PROBLEM DESCRIPTION:
Retype the line in which "What data populates" appears, then every line after it until the records end. Leave out the pictures.

PROVIDED RECORDS:
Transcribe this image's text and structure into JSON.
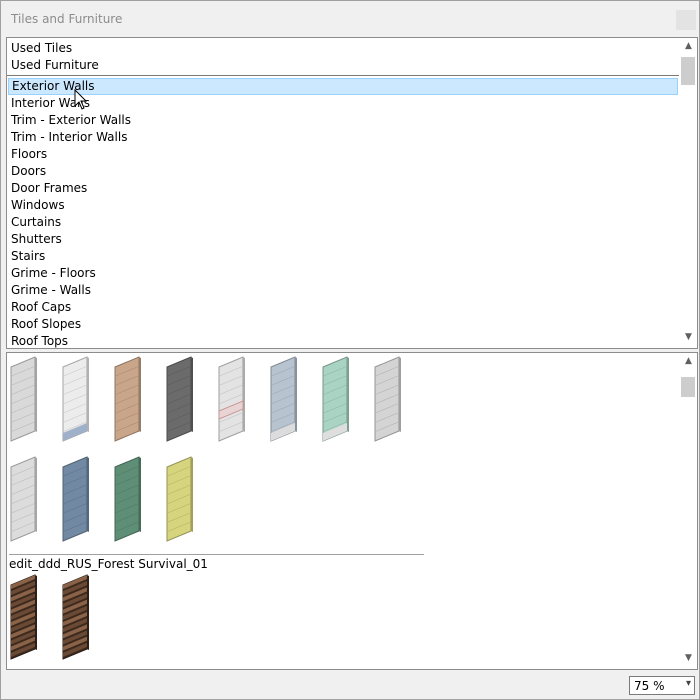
{
  "window": {
    "title": "Tiles and Furniture"
  },
  "categories": {
    "used": [
      "Used Tiles",
      "Used Furniture"
    ],
    "items": [
      "Exterior Walls",
      "Interior Walls",
      "Trim - Exterior Walls",
      "Trim - Interior Walls",
      "Floors",
      "Doors",
      "Door Frames",
      "Windows",
      "Curtains",
      "Shutters",
      "Stairs",
      "Grime - Floors",
      "Grime - Walls",
      "Roof Caps",
      "Roof Slopes",
      "Roof Tops"
    ],
    "selected": "Exterior Walls"
  },
  "tiles": {
    "row1": [
      {
        "name": "white-brick-wall-tile",
        "color": "#d9d9d9",
        "accent": "#d9d9d9"
      },
      {
        "name": "white-blue-base-wall-tile",
        "color": "#ececec",
        "accent": "#9fb1c8"
      },
      {
        "name": "tan-stucco-wall-tile",
        "color": "#c9a58a",
        "accent": "#c9a58a"
      },
      {
        "name": "dark-gray-brick-wall-tile",
        "color": "#6b6b6b",
        "accent": "#6b6b6b"
      },
      {
        "name": "white-patterned-band-wall-tile",
        "color": "#e3e3e3",
        "accent": "#c48a8a"
      },
      {
        "name": "light-blue-panel-wall-tile",
        "color": "#b7c4cf",
        "accent": "#dcdcdc"
      },
      {
        "name": "mint-panel-wall-tile",
        "color": "#a9d4c3",
        "accent": "#dedede"
      },
      {
        "name": "light-gray-wall-tile",
        "color": "#d4d4d4",
        "accent": "#d4d4d4"
      }
    ],
    "row2": [
      {
        "name": "light-gray-tile-wall",
        "color": "#dcdcdc"
      },
      {
        "name": "steel-blue-wall-tile",
        "color": "#7189a2"
      },
      {
        "name": "green-wall-tile",
        "color": "#5e8f76"
      },
      {
        "name": "yellow-wall-tile",
        "color": "#d6d47c"
      }
    ],
    "set_label": "edit_ddd_RUS_Forest Survival_01",
    "row3": [
      {
        "name": "wooden-log-wall-tile",
        "color": "#3d2a1e"
      },
      {
        "name": "wooden-log-wall-tile",
        "color": "#3d2a1e"
      }
    ]
  },
  "zoom": {
    "value": "75 %"
  }
}
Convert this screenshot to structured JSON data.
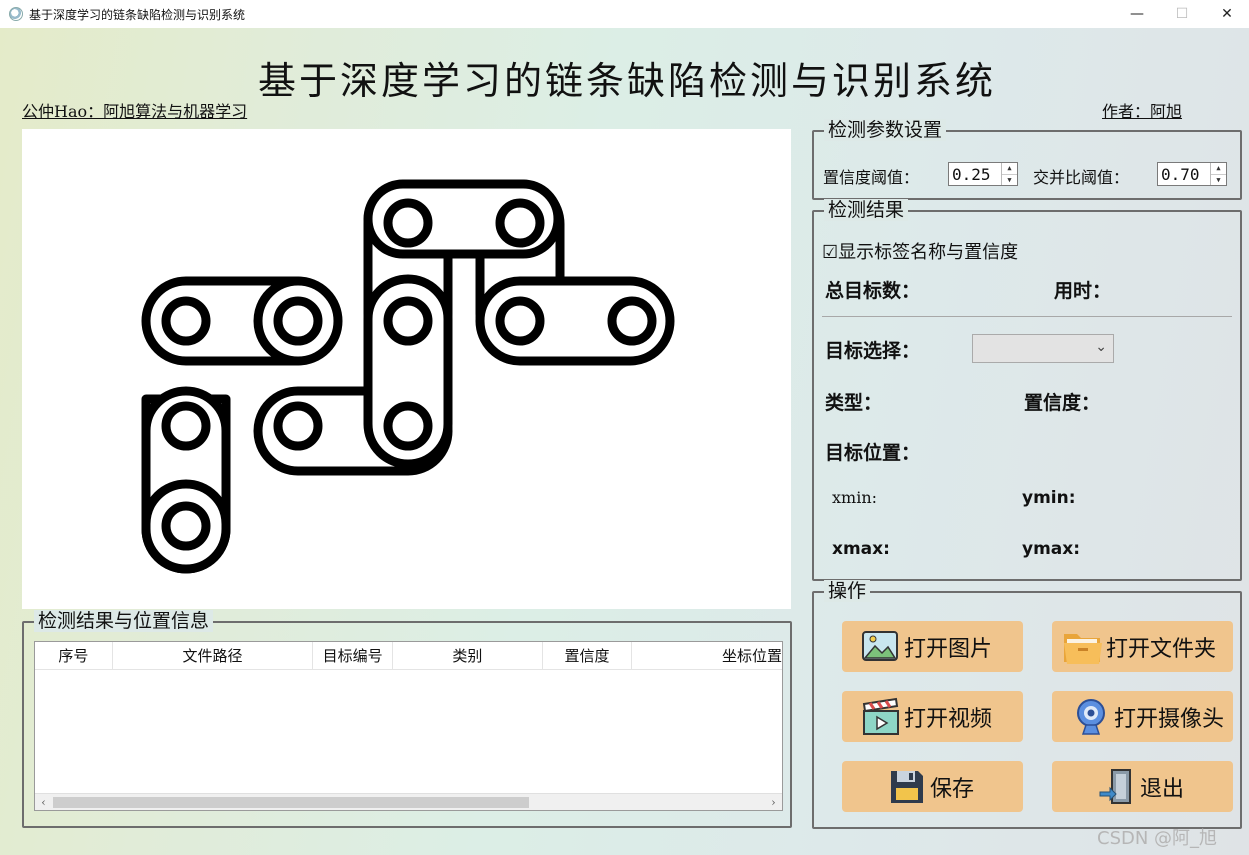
{
  "window": {
    "title": "基于深度学习的链条缺陷检测与识别系统",
    "minimize": "—",
    "maximize": "☐",
    "close": "✕"
  },
  "header": {
    "title": "基于深度学习的链条缺陷检测与识别系统",
    "left_note": "公仲Hao：阿旭算法与机器学习",
    "right_note": "作者：阿旭"
  },
  "params": {
    "legend": "检测参数设置",
    "conf_label": "置信度阈值：",
    "conf_value": "0.25",
    "iou_label": "交并比阈值：",
    "iou_value": "0.70"
  },
  "result": {
    "legend": "检测结果",
    "show_labels_checkbox": "☑显示标签名称与置信度",
    "show_labels_checked": true,
    "total_label": "总目标数：",
    "time_label": "用时：",
    "target_select_label": "目标选择：",
    "target_select_value": "",
    "type_label": "类型：",
    "confidence_label": "置信度：",
    "position_label": "目标位置：",
    "xmin_label": "xmin:",
    "ymin_label": "ymin:",
    "xmax_label": "xmax:",
    "ymax_label": "ymax:"
  },
  "table": {
    "legend": "检测结果与位置信息",
    "columns": [
      "序号",
      "文件路径",
      "目标编号",
      "类别",
      "置信度",
      "坐标位置"
    ],
    "rows": []
  },
  "actions": {
    "legend": "操作",
    "open_image": "打开图片",
    "open_folder": "打开文件夹",
    "open_video": "打开视频",
    "open_camera": "打开摄像头",
    "save": "保存",
    "exit": "退出"
  },
  "watermark": "CSDN @阿_旭"
}
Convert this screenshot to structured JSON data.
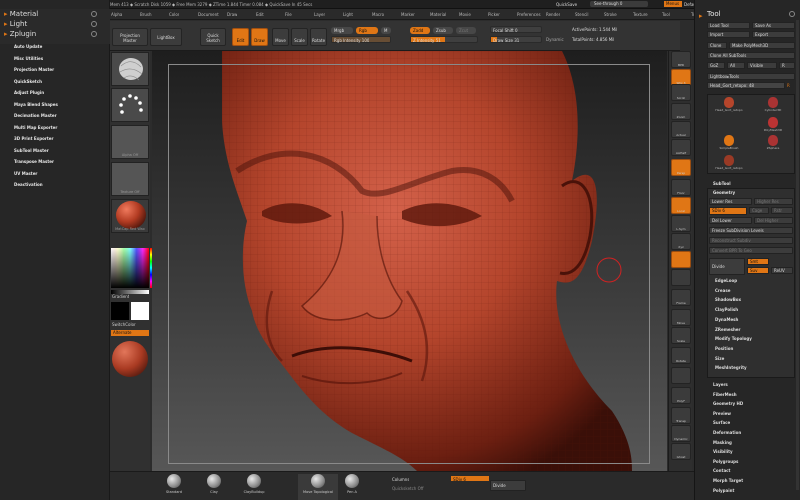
{
  "titlebar": {
    "app": "ZBrush 4R6 P3",
    "doc": "Head_Gort_Kadoos_2",
    "stats": "◆ Active Mem 413 ◆ Scratch Disk 1059 ◆ Free Mem 3279 ◆ ZTime 1.844 Timer 0.084 ◆ QuickSave In 45 Secs",
    "quicksave": "QuickSave",
    "seethrough": "See-through 0",
    "menus_btn": "Menus",
    "script": "DefaultZScript"
  },
  "menubar": {
    "items": [
      "Alpha",
      "Brush",
      "Color",
      "Document",
      "Draw",
      "Edit",
      "File",
      "Layer",
      "Light",
      "Macro",
      "Marker",
      "Material",
      "Movie",
      "Picker",
      "Preferences",
      "Render",
      "Stencil",
      "Stroke",
      "Texture",
      "Tool",
      "Transform",
      "Zoogle",
      "Zscript"
    ]
  },
  "left_palette": {
    "sections": [
      {
        "label": "Material"
      },
      {
        "label": "Light"
      },
      {
        "label": "Zplugin"
      }
    ],
    "plugins": [
      "Auto Update",
      "Misc Utilities",
      "Projection Master",
      "QuickSketch",
      "Adjust Plugin",
      "Maya Blend Shapes",
      "Decimation Master",
      "Multi Map Exporter",
      "3D Print Exporter",
      "SubTool Master",
      "Transpose Master",
      "UV Master",
      "Deactivation"
    ]
  },
  "shelf": {
    "projection_master": "Projection Master",
    "lightbox": "LightBox",
    "quick_sketch": "Quick Sketch",
    "edit": "Edit",
    "draw": "Draw",
    "move": "Move",
    "scale": "Scale",
    "rotate": "Rotate",
    "mrgb": "Mrgb",
    "rgb": "Rgb",
    "m": "M",
    "rgb_intensity": "Rgb Intensity 100",
    "zadd": "Zadd",
    "zsub": "Zsub",
    "zcut": "Zcut",
    "z_intensity": "Z Intensity 51",
    "focal_shift": "Focal Shift 0",
    "draw_size": "Draw Size 31",
    "dynamic": "Dynamic",
    "active_points": "ActivePoints: 1.544 Mil",
    "total_points": "TotalPoints: 4.856 Mil"
  },
  "left_strip": {
    "thumbs": [
      "",
      "",
      "Alpha Off",
      "Texture Off",
      "MatCap Red Wax"
    ],
    "gradient": "Gradient",
    "switch_color": "SwitchColor",
    "alternate": "Alternate"
  },
  "right_strip": {
    "buttons": [
      "BPR",
      "SPix 3",
      "Scroll",
      "Zoom",
      "Actual",
      "AAHalf",
      "Persp",
      "Floor",
      "Local",
      "L.Sym",
      "Xyz",
      "",
      "",
      "Frame",
      "Move",
      "Scale",
      "Rotate",
      "",
      "PolyF",
      "Transp",
      "Dynamic",
      "Ghost",
      "Solo"
    ]
  },
  "tool_panel": {
    "title": "Tool",
    "buttons": [
      [
        "Load Tool",
        "Save As"
      ],
      [
        "Import",
        "Export"
      ],
      [
        "Clone",
        "Make PolyMesh3D"
      ],
      [
        "Clone All SubTools"
      ],
      [
        "GoZ",
        "All",
        "Visible",
        "R"
      ]
    ],
    "lightbox_tools": "Lightbox▸Tools",
    "current_tool": "Head_Gort_retopo: 48",
    "tools": [
      "Head_Gort_retopo",
      "Cylinder3D",
      "PolyMesh3D",
      "SimpleBrush",
      "ZSphere",
      "Head_Gort_retopo"
    ],
    "subtool": "SubTool",
    "geometry": "Geometry",
    "lower_res": "Lower Res",
    "higher_res": "Higher Res",
    "sdiv": "SDiv 6",
    "cage": "Cage",
    "rstr": "Rstr",
    "del_lower": "Del Lower",
    "del_higher": "Del Higher",
    "freeze": "Freeze SubDivision Levels",
    "reconstruct": "Reconstruct Subdiv",
    "convert_bpr": "Convert BPR To Geo",
    "divide": "Divide",
    "smt": "Smt",
    "suv": "Suv",
    "reuv": "ReUV",
    "sections": [
      "EdgeLoop",
      "Crease",
      "ShadowBox",
      "ClayPolish",
      "DynaMesh",
      "ZRemesher",
      "Modify Topology",
      "Position",
      "Size",
      "MeshIntegrity"
    ],
    "lower_sections": [
      "Layers",
      "FiberMesh",
      "Geometry HD",
      "Preview",
      "Surface",
      "Deformation",
      "Masking",
      "Visibility",
      "Polygroups",
      "Contact",
      "Morph Target",
      "Polypaint"
    ]
  },
  "bottom": {
    "brushes": [
      "Standard",
      "Clay",
      "ClayBuildup",
      "Move Topological",
      "Pen A"
    ],
    "columns": "Columns",
    "sdiv": "SDiv 6",
    "divide": "Divide",
    "quick_sketch": "Quicksketch Off"
  },
  "colors": {
    "accent": "#e07615",
    "skin": "#b5452b"
  }
}
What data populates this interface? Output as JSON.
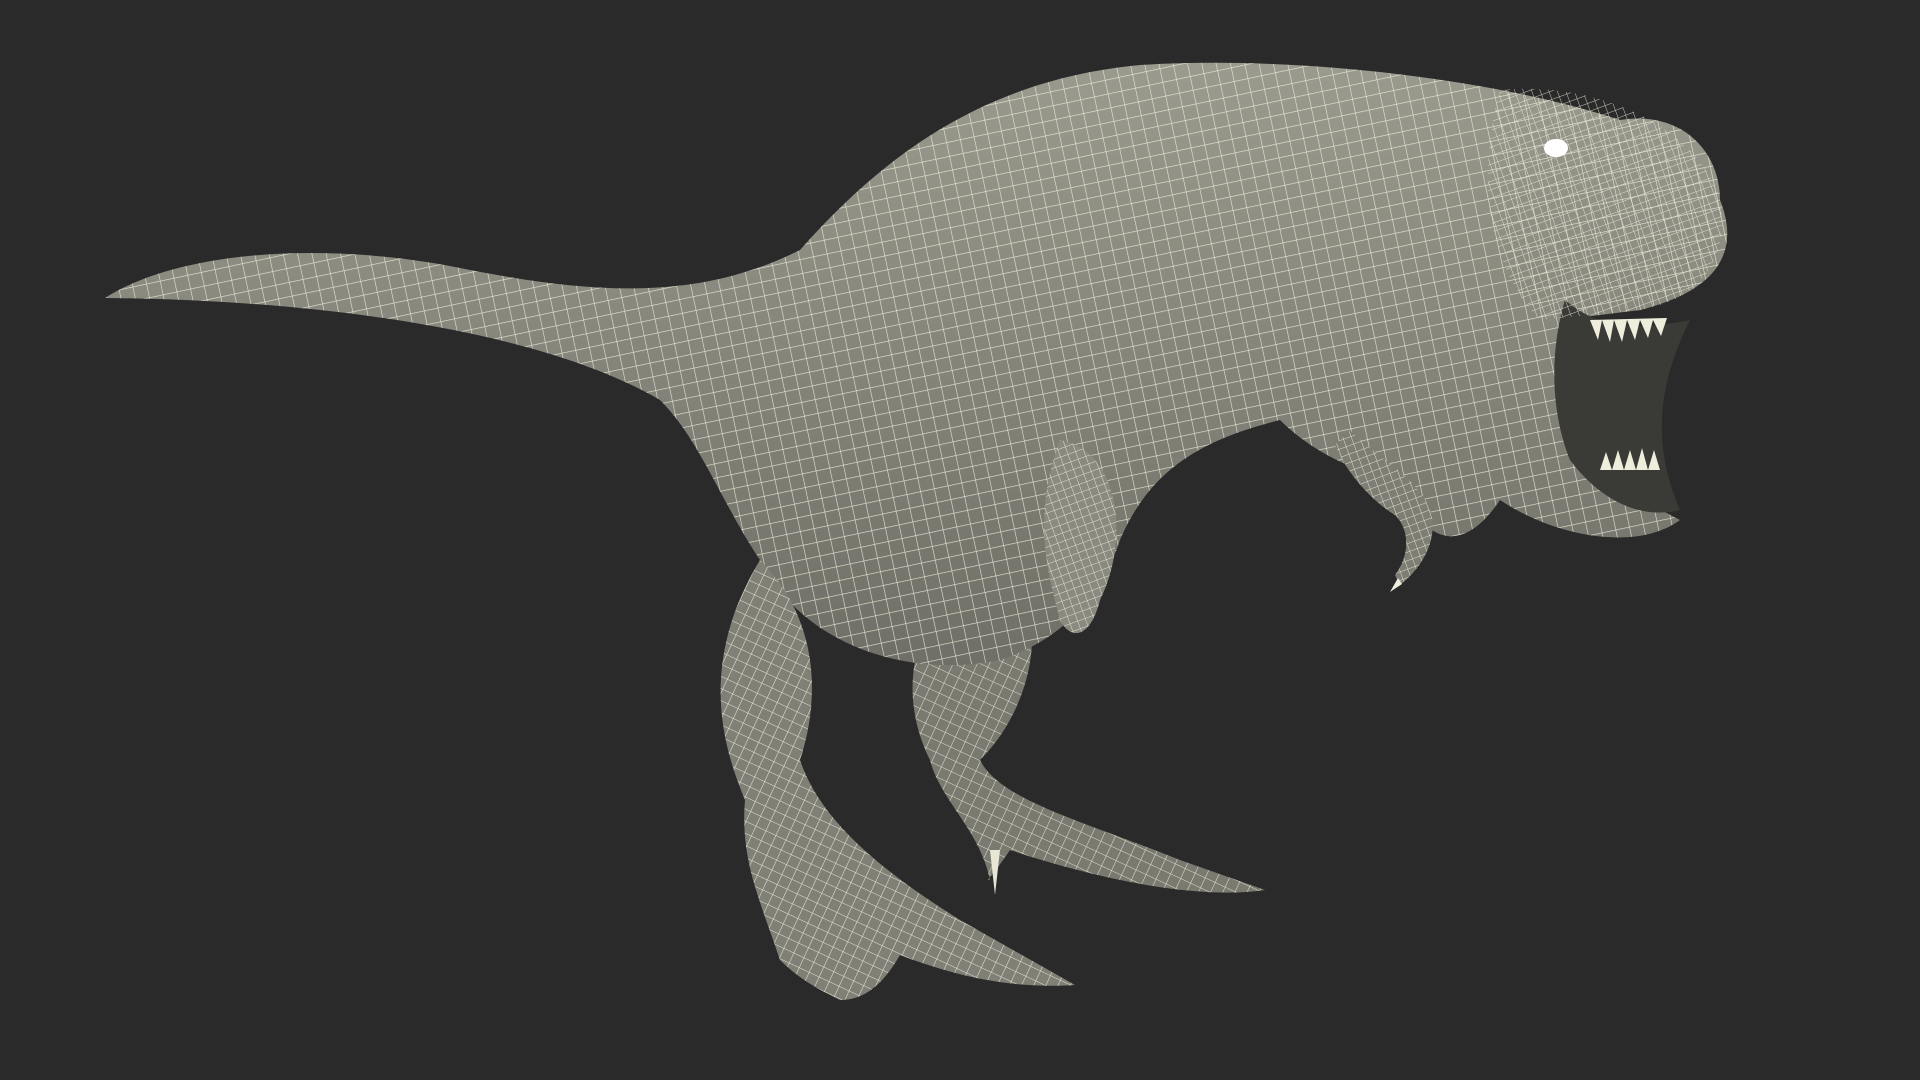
{
  "scene": {
    "subject": "t-rex-wireframe-model",
    "background_color": "#2a2a2a",
    "mesh_fill_color": "#8c8c80",
    "mesh_shadow_color": "#5f605a",
    "wire_color": "#f2f0de",
    "eye_color": "#ffffff",
    "teeth_color": "#efeddc",
    "mouth_color": "#3a3a36"
  }
}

WRITTEN REPLY:
What data populates this interface? Output as JSON.
{
  "scene": {
    "subject": "t-rex-wireframe-model",
    "background_color": "#2a2a2a",
    "mesh_fill_color": "#8c8c80",
    "mesh_shadow_color": "#5f605a",
    "wire_color": "#f2f0de",
    "eye_color": "#ffffff",
    "teeth_color": "#efeddc",
    "mouth_color": "#3a3a36"
  }
}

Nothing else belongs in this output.